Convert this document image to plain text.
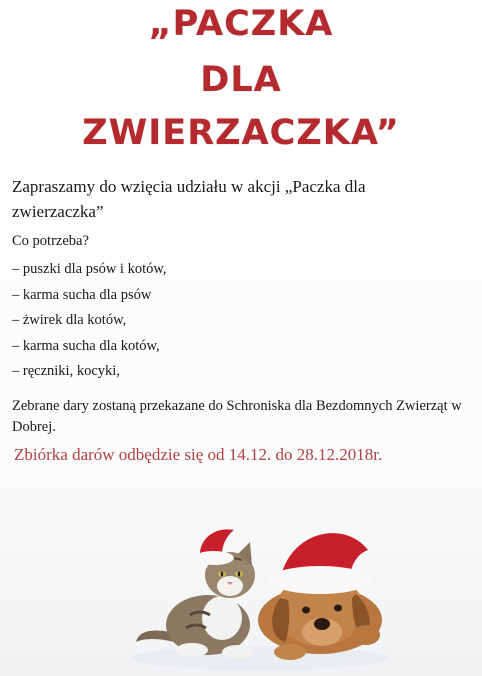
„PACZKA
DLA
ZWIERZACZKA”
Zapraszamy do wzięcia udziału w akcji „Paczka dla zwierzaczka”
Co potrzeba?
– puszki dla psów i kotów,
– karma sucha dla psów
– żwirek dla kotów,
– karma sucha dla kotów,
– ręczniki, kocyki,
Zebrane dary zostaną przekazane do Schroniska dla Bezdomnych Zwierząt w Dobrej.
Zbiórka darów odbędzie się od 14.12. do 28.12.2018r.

——

### Given problem
Which lines hold the string "kotów"? List them all.

### Result
– puszki dla psów i kotów,
– żwirek dla kotów,
– karma sucha dla kotów,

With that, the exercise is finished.